* Task to carry out
Report how many lines contain "Wizard", with no other words.

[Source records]
+++

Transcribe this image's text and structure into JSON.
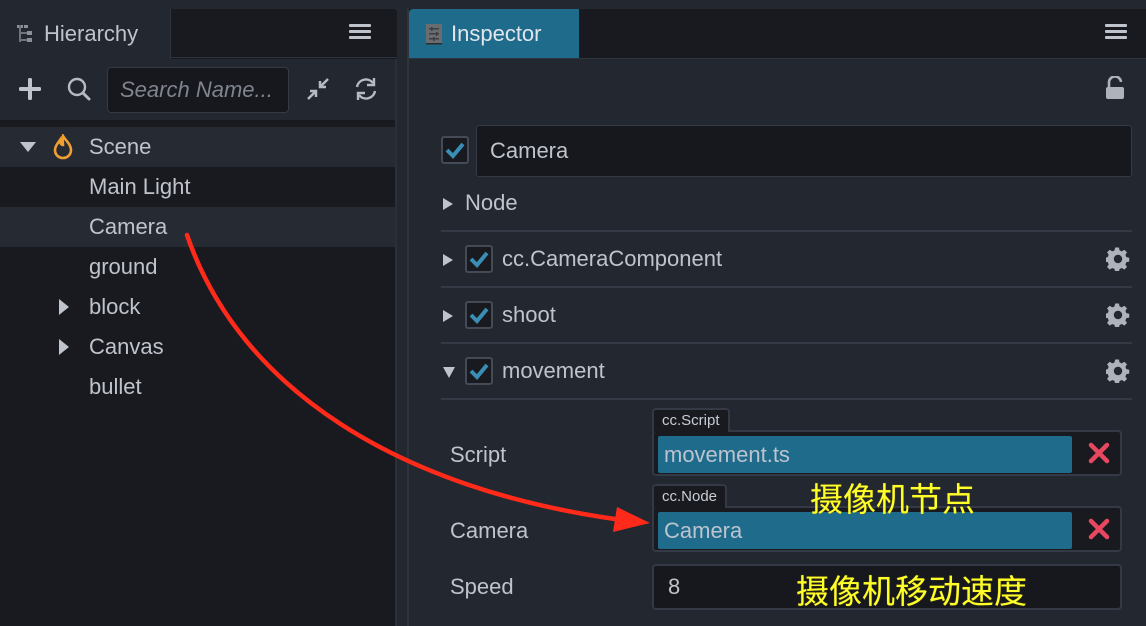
{
  "hierarchy": {
    "tab_label": "Hierarchy",
    "search_placeholder": "Search Name...",
    "toolbar_icons": [
      "plus-icon",
      "search-icon",
      "collapse-icon",
      "refresh-icon"
    ],
    "tree": [
      {
        "label": "Scene",
        "expanded": true,
        "icon": "scene-flame-icon",
        "highlight": true
      },
      {
        "label": "Main Light"
      },
      {
        "label": "Camera",
        "selected": true
      },
      {
        "label": "ground"
      },
      {
        "label": "block",
        "collapsed": true
      },
      {
        "label": "Canvas",
        "collapsed": true
      },
      {
        "label": "bullet"
      }
    ]
  },
  "inspector": {
    "tab_label": "Inspector",
    "node_enabled": true,
    "node_name": "Camera",
    "sections": [
      {
        "label": "Node",
        "expanded": false,
        "has_checkbox": false
      },
      {
        "label": "cc.CameraComponent",
        "expanded": false,
        "checked": true
      },
      {
        "label": "shoot",
        "expanded": false,
        "checked": true
      },
      {
        "label": "movement",
        "expanded": true,
        "checked": true
      }
    ],
    "properties": {
      "script": {
        "label": "Script",
        "type_tag": "cc.Script",
        "value": "movement.ts",
        "locked": true
      },
      "camera": {
        "label": "Camera",
        "type_tag": "cc.Node",
        "value": "Camera"
      },
      "speed": {
        "label": "Speed",
        "value": "8"
      }
    }
  },
  "annotations": {
    "camera_node": "摄像机节点",
    "camera_speed": "摄像机移动速度"
  },
  "colors": {
    "accent": "#1f6b8b",
    "check": "#3a8db5",
    "clear": "#e8485f",
    "annotation": "#ffff2a",
    "arrow": "#ff2a1a",
    "scene_icon": "#f0a030"
  }
}
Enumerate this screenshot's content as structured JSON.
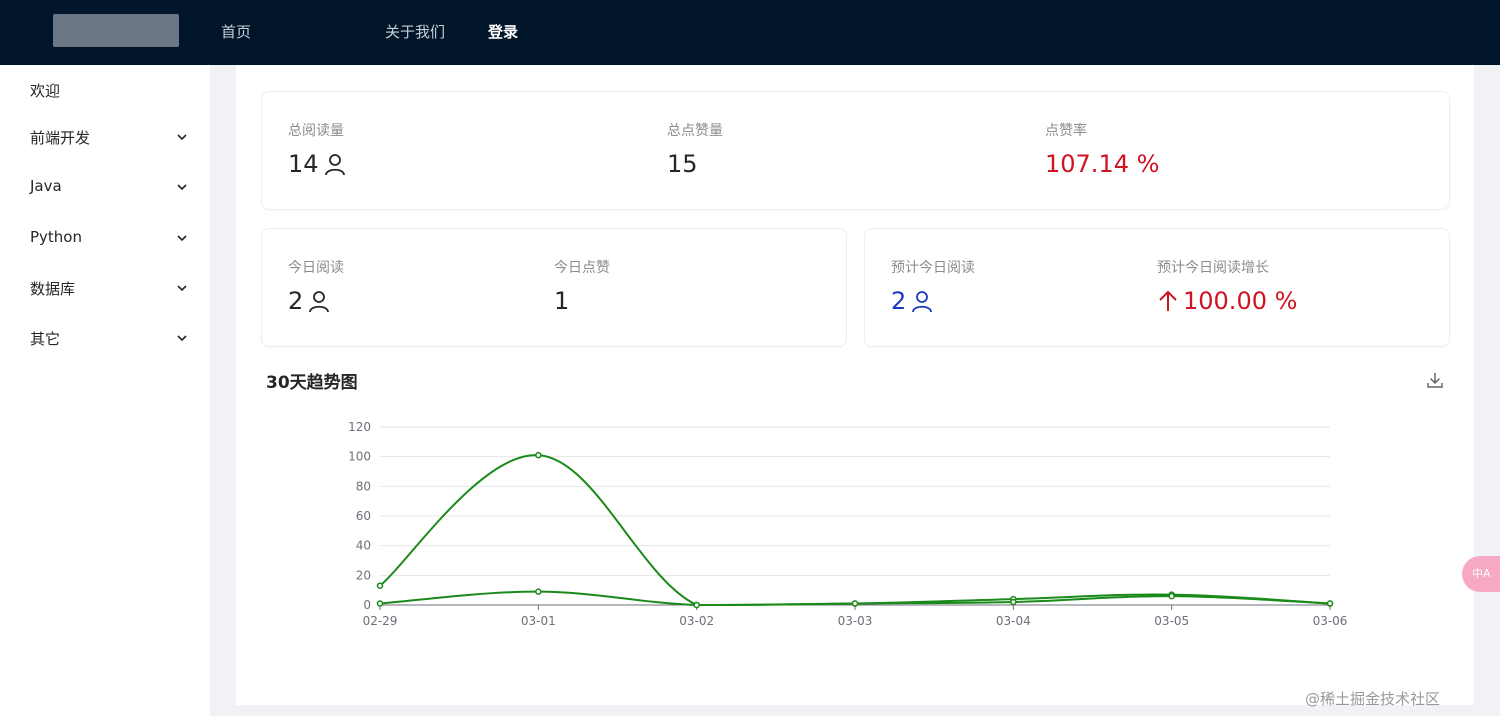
{
  "header": {
    "nav": [
      {
        "label": "首页",
        "active": false
      },
      {
        "label": "关于我们",
        "active": false
      },
      {
        "label": "登录",
        "active": true
      }
    ]
  },
  "sidebar": {
    "items": [
      {
        "label": "欢迎",
        "expandable": false
      },
      {
        "label": "前端开发",
        "expandable": true
      },
      {
        "label": "Java",
        "expandable": true
      },
      {
        "label": "Python",
        "expandable": true
      },
      {
        "label": "数据库",
        "expandable": true
      },
      {
        "label": "其它",
        "expandable": true
      }
    ]
  },
  "stats": {
    "total_reads": {
      "title": "总阅读量",
      "value": "14"
    },
    "total_likes": {
      "title": "总点赞量",
      "value": "15"
    },
    "like_rate": {
      "title": "点赞率",
      "value": "107.14 %"
    },
    "today_reads": {
      "title": "今日阅读",
      "value": "2"
    },
    "today_likes": {
      "title": "今日点赞",
      "value": "1"
    },
    "est_today_reads": {
      "title": "预计今日阅读",
      "value": "2"
    },
    "est_growth": {
      "title": "预计今日阅读增长",
      "value": "100.00 %"
    }
  },
  "chart_section": {
    "title": "30天趋势图"
  },
  "colors": {
    "red": "#cf1322",
    "blue": "#1d39c4",
    "line": "#1a8a1a",
    "header_bg": "#001529"
  },
  "chart_data": {
    "type": "line",
    "x": [
      "02-29",
      "03-01",
      "03-02",
      "03-03",
      "03-04",
      "03-05",
      "03-06"
    ],
    "yticks": [
      0,
      20,
      40,
      60,
      80,
      100,
      120
    ],
    "ylim": [
      0,
      120
    ],
    "series": [
      {
        "values": [
          13,
          101,
          0,
          1,
          4,
          7,
          1
        ]
      },
      {
        "values": [
          1,
          9,
          0,
          1,
          2,
          6,
          1
        ]
      }
    ],
    "grid": true,
    "smooth": true
  },
  "floating_button": {
    "label": "中A"
  },
  "watermark": {
    "text": "@稀土掘金技术社区"
  }
}
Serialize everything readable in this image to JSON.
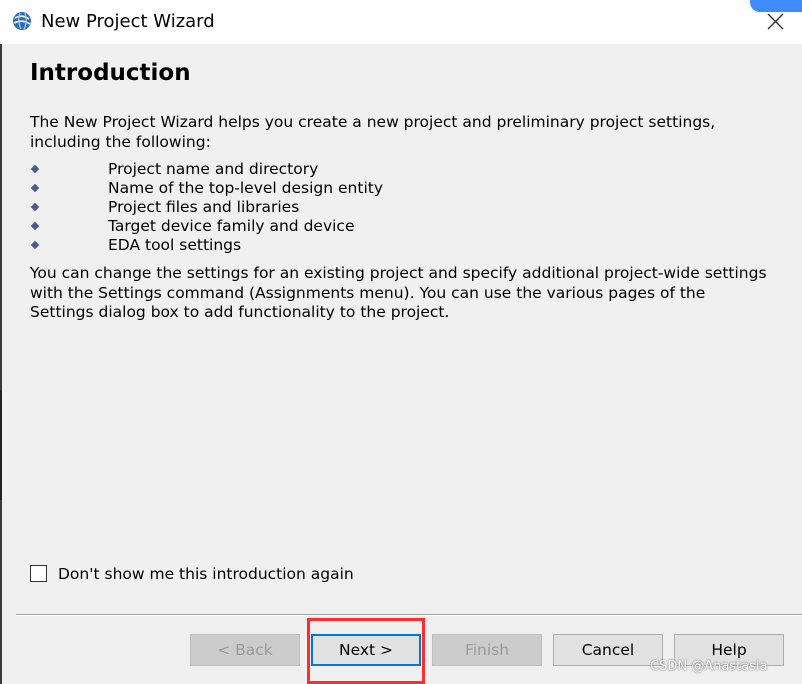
{
  "window": {
    "title": "New Project Wizard",
    "icon": "globe-icon",
    "close_icon": "close-icon"
  },
  "content": {
    "heading": "Introduction",
    "intro": "The New Project Wizard helps you create a new project and preliminary project settings, including the following:",
    "bullets": [
      "Project name and directory",
      "Name of the top-level design entity",
      "Project files and libraries",
      "Target device family and device",
      "EDA tool settings"
    ],
    "closing": "You can change the settings for an existing project and specify additional project-wide settings with the Settings command (Assignments menu). You can use the various pages of the Settings dialog box to add functionality to the project."
  },
  "options": {
    "dont_show_label": "Don't show me this introduction again",
    "dont_show_checked": false
  },
  "buttons": {
    "back": "< Back",
    "next": "Next >",
    "finish": "Finish",
    "cancel": "Cancel",
    "help": "Help"
  },
  "watermark": "CSDN @Anastasia",
  "colors": {
    "highlight": "#ff2d2d",
    "focus": "#0078d7",
    "background": "#f0f0f0"
  }
}
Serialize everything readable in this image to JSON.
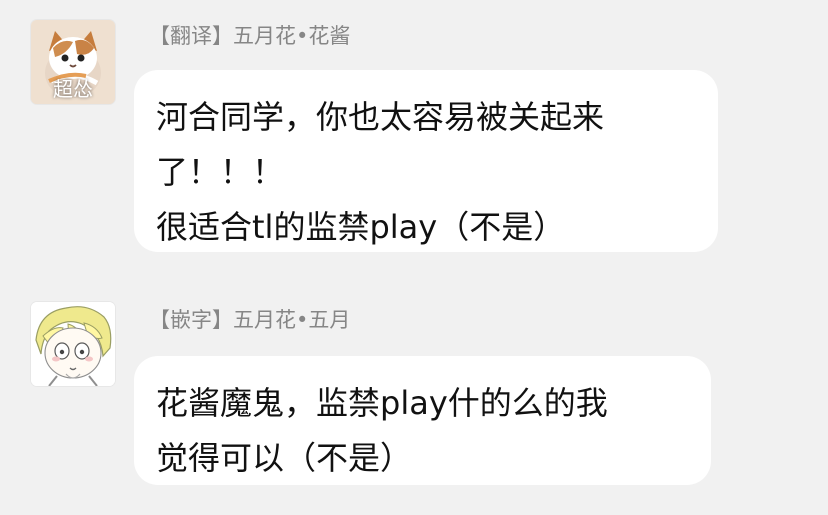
{
  "messages": [
    {
      "sender": "【翻译】五月花•花酱",
      "avatar": {
        "icon": "cat-avatar-icon",
        "caption": "超怂"
      },
      "lines": [
        "河合同学，你也太容易被关起来",
        "了！！！",
        "很适合tl的监禁play（不是）"
      ]
    },
    {
      "sender": "【嵌字】五月花•五月",
      "avatar": {
        "icon": "anime-avatar-icon"
      },
      "lines": [
        "花酱魔鬼，监禁play什的么的我",
        "觉得可以（不是）"
      ]
    }
  ],
  "colors": {
    "page_background": "#f1f1f1",
    "bubble_background": "#ffffff",
    "sender_text": "#868686",
    "message_text": "#111111"
  }
}
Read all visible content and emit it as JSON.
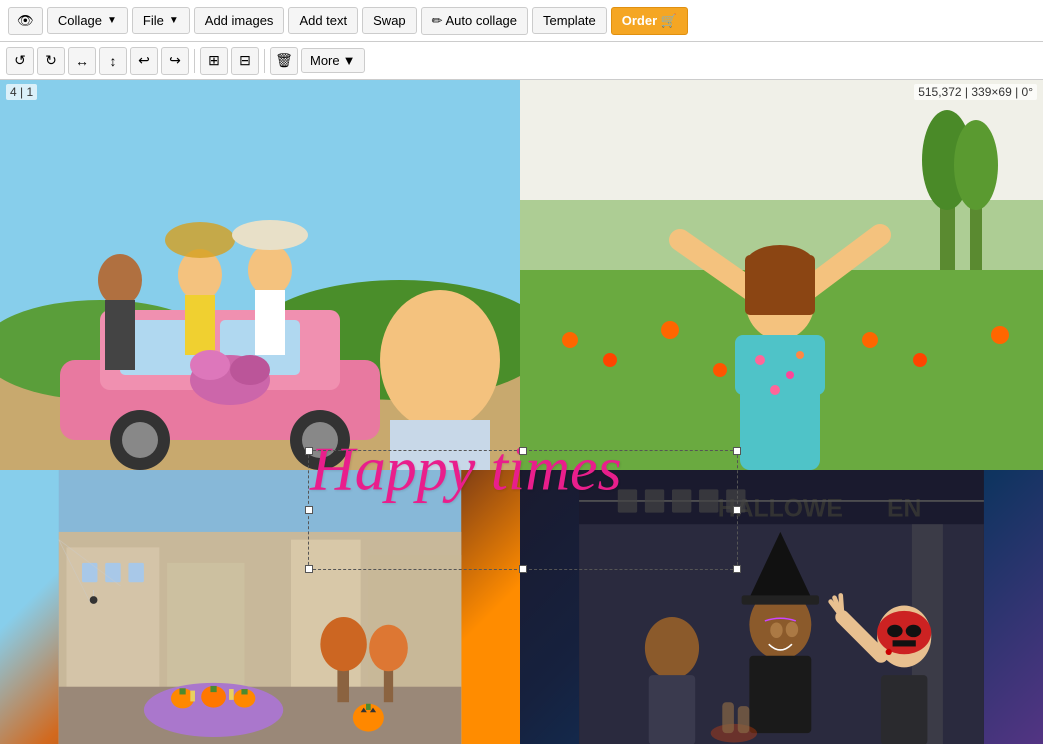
{
  "topToolbar": {
    "eyeLabel": "👁",
    "collageLabel": "Collage",
    "fileLabel": "File",
    "addImagesLabel": "Add images",
    "addTextLabel": "Add text",
    "swapLabel": "Swap",
    "autoCollageLabel": "✏ Auto collage",
    "templateLabel": "Template",
    "orderLabel": "Order 🛒"
  },
  "secondToolbar": {
    "moreLabel": "More",
    "icons": [
      "↺",
      "↻",
      "↺",
      "↻",
      "↩",
      "↪",
      "▭",
      "▭",
      "🗑"
    ]
  },
  "canvas": {
    "statusTopLeft": "4 | 1",
    "statusTopRight": "515,372 | 339×69 | 0°"
  },
  "overlayText": {
    "content": "Happy times"
  }
}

+++

* Written answer
2